> [Request] Review the lines that follow and copy each one that contains the word "image".

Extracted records
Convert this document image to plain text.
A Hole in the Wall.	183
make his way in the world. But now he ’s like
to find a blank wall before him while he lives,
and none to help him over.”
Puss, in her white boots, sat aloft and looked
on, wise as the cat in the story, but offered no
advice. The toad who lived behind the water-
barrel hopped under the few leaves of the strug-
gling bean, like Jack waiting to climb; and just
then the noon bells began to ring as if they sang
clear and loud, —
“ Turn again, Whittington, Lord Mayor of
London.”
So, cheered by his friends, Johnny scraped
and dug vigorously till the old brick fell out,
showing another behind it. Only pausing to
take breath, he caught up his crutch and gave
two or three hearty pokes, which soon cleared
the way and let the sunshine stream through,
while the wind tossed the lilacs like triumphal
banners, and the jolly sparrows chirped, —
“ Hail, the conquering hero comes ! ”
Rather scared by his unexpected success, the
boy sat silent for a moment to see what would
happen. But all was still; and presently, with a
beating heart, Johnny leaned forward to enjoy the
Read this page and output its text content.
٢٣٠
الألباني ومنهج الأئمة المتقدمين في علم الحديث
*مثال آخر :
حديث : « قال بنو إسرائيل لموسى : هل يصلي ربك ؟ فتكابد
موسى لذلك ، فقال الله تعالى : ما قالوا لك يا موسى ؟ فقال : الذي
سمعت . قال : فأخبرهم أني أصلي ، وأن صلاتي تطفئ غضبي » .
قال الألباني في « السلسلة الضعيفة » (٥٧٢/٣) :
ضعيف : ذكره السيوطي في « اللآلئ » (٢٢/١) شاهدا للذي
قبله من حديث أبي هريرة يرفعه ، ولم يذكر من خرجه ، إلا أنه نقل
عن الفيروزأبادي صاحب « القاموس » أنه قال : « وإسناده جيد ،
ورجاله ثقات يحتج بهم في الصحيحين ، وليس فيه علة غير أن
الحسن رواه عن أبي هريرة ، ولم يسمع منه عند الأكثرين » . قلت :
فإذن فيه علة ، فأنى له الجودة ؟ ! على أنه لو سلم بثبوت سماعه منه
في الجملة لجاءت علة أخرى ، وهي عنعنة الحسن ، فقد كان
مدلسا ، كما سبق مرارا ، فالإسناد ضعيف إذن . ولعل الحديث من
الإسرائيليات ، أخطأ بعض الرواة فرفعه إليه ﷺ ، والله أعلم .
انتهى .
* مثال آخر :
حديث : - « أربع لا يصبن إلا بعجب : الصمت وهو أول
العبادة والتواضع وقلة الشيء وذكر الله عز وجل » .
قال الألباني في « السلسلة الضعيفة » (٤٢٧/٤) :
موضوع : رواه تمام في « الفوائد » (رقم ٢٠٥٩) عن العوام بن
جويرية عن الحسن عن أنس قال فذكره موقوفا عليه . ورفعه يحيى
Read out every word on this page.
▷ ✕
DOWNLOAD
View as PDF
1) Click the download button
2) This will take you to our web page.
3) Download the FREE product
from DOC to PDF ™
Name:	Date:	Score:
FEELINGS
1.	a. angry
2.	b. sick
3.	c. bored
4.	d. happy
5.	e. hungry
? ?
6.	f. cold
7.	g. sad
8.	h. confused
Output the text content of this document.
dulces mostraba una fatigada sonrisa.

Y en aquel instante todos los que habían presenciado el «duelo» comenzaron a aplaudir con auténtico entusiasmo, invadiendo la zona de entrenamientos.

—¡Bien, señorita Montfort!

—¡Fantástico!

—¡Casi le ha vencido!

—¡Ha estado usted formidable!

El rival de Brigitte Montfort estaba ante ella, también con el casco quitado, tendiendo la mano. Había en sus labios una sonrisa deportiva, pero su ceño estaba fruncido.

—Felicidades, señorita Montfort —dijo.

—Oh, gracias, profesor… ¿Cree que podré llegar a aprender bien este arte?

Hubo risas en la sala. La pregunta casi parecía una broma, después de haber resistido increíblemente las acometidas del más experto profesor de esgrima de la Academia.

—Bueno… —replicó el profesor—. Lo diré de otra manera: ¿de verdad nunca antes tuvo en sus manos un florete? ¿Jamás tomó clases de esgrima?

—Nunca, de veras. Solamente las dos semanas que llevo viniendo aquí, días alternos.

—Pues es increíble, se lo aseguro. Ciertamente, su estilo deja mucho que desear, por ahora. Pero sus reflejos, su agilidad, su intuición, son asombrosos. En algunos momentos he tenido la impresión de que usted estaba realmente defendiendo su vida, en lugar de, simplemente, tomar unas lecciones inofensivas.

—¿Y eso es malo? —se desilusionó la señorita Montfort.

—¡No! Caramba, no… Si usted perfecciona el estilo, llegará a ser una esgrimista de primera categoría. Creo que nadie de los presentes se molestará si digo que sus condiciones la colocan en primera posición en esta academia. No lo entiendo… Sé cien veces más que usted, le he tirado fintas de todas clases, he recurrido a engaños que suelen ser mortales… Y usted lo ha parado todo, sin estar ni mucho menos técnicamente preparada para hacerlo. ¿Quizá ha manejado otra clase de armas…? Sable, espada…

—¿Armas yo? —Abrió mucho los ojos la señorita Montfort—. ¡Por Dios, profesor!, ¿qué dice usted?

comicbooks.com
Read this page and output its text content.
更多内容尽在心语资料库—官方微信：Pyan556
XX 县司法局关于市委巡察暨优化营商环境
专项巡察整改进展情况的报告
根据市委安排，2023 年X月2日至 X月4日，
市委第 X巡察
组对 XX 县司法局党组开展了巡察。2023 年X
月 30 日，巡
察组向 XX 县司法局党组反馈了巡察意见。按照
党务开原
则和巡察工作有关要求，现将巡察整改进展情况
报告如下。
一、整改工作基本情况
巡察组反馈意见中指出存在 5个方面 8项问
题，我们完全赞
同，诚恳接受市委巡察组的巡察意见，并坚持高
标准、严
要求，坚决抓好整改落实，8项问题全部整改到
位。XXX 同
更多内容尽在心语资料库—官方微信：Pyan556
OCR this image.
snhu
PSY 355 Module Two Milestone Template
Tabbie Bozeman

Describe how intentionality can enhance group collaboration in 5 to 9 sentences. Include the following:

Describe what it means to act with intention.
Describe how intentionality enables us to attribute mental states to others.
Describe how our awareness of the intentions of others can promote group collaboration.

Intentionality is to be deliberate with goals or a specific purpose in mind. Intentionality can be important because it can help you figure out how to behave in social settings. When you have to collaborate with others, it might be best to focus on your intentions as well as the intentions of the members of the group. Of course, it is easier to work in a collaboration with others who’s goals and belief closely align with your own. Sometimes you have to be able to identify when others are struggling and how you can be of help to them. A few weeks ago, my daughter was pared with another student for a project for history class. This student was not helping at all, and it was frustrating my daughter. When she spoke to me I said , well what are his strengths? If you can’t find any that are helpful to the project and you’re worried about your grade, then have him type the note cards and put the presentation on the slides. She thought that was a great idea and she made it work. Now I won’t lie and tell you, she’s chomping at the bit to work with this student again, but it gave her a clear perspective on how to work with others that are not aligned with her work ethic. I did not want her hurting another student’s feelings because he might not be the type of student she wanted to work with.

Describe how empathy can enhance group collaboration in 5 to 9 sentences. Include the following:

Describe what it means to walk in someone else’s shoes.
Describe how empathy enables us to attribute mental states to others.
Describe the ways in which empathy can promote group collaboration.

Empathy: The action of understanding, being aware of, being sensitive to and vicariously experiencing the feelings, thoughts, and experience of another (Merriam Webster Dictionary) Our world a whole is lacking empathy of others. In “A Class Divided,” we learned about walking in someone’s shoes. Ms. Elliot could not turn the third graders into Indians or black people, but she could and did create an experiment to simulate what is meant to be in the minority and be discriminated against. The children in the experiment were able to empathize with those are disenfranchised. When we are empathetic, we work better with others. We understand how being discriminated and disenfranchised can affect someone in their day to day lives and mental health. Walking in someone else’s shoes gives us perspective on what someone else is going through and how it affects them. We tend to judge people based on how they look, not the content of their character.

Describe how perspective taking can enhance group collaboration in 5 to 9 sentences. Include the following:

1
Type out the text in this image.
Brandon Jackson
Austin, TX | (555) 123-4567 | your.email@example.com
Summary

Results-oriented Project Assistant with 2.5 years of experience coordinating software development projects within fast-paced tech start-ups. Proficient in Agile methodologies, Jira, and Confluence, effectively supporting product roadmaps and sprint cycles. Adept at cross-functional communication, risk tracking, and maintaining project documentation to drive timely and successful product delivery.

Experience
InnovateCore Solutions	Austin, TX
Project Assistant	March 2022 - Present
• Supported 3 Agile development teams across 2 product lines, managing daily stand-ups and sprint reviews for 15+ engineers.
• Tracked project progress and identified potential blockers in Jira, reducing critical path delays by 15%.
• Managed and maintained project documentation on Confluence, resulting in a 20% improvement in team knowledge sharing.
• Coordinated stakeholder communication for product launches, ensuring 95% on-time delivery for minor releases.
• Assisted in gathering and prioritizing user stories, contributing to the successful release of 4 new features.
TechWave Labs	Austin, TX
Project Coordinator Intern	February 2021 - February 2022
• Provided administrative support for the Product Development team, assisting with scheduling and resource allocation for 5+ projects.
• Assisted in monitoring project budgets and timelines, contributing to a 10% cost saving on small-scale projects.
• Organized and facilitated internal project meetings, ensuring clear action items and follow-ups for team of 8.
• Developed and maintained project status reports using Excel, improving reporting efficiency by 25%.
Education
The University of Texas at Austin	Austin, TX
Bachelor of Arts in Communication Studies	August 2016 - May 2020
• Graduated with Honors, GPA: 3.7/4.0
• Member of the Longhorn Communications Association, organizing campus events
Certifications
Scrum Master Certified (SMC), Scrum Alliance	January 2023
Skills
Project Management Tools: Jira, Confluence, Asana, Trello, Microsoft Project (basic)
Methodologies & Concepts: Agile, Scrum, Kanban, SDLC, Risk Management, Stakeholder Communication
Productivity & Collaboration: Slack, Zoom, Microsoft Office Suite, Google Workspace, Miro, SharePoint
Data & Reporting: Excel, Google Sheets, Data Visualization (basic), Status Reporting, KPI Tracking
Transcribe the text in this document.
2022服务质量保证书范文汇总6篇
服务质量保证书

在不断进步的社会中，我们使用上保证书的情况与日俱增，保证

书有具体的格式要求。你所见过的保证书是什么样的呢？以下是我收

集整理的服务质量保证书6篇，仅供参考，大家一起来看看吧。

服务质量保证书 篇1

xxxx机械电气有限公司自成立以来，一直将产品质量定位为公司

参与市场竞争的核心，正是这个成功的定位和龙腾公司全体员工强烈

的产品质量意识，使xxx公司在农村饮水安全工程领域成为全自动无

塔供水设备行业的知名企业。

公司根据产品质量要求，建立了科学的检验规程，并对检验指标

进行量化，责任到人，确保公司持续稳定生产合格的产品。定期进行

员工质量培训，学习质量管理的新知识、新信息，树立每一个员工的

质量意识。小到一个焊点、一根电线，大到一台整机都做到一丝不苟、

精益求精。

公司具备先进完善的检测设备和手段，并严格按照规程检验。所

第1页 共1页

> [Result below]
Convert this document image to plain text.
OCR this image.
Type out the text in this image.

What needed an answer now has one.